[start]

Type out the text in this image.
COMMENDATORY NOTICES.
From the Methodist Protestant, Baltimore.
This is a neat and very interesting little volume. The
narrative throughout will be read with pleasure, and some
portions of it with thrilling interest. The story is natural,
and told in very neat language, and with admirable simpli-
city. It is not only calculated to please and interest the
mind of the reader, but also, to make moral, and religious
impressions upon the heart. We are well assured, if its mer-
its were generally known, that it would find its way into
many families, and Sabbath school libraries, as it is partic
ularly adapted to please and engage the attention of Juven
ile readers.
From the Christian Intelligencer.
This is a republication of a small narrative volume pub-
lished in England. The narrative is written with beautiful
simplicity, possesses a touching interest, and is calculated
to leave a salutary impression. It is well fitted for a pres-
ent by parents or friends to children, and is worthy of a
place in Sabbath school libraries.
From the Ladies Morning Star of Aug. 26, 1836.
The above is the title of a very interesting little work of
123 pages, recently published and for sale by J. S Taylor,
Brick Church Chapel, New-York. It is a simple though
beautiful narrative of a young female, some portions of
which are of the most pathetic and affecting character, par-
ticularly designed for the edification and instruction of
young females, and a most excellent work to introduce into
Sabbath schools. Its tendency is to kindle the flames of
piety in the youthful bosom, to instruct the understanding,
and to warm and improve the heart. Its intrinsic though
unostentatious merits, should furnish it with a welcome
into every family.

[end]
[start]

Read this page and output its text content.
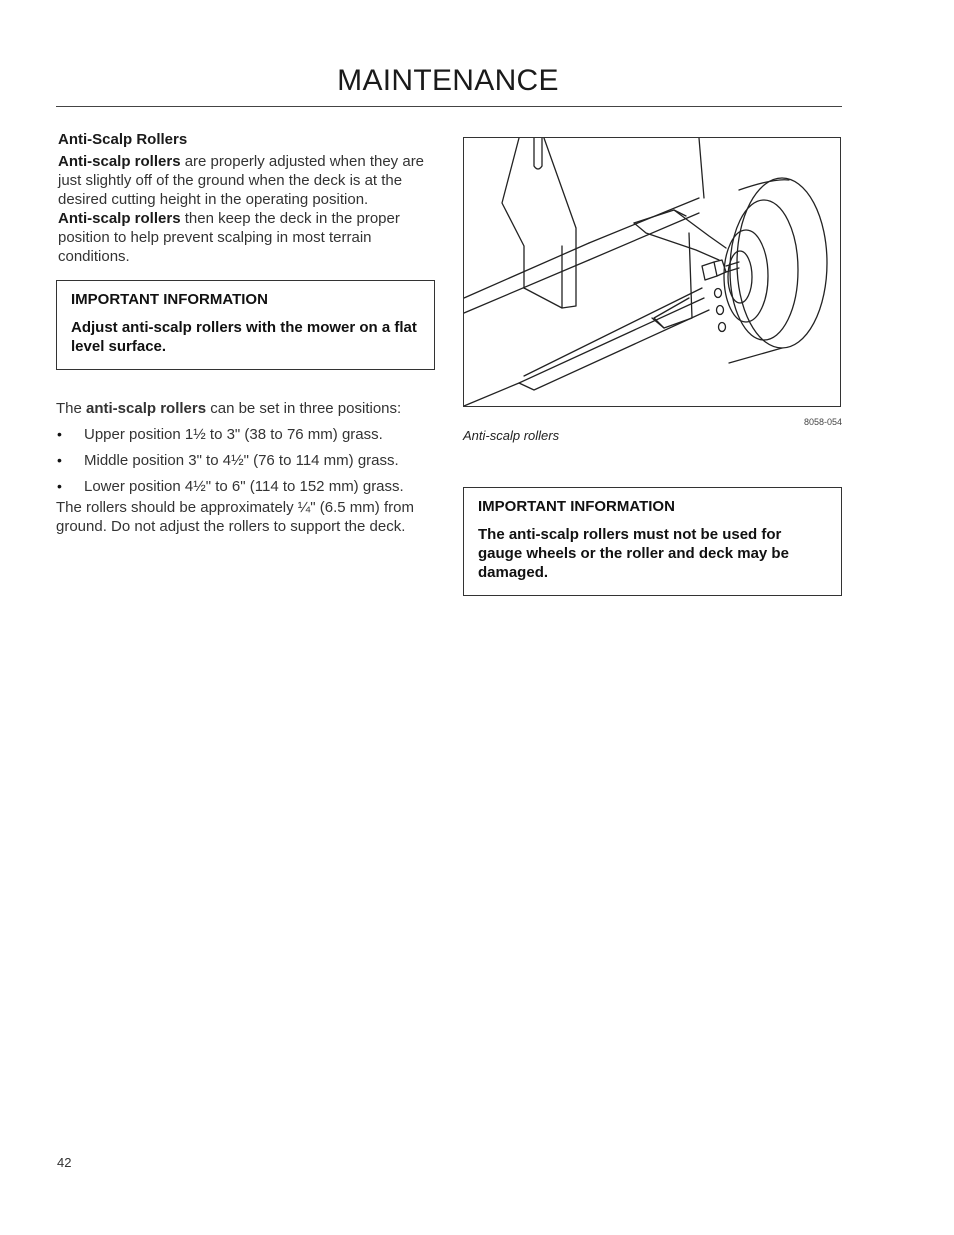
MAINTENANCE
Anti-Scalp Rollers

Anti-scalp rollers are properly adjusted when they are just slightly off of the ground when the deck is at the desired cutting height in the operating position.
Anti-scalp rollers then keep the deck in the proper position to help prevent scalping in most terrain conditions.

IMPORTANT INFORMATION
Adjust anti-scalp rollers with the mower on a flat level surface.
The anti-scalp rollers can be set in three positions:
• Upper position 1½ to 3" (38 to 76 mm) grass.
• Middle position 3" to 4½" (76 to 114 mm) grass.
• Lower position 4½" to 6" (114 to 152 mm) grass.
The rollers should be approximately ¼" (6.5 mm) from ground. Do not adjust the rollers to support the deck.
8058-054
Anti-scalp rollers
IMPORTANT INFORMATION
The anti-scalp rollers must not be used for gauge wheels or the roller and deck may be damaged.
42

[end]

WHAT IS REQUIRED
Find the word "narrative" in the data and copy out each line where it turns up.

SOLUTION TO THIS EXERCISE
narrative throughout will be read with pleasure, and some
This is a republication of a small narrative volume pub-
lished in England. The narrative is written with beautiful
beautiful narrative of a young female, some portions of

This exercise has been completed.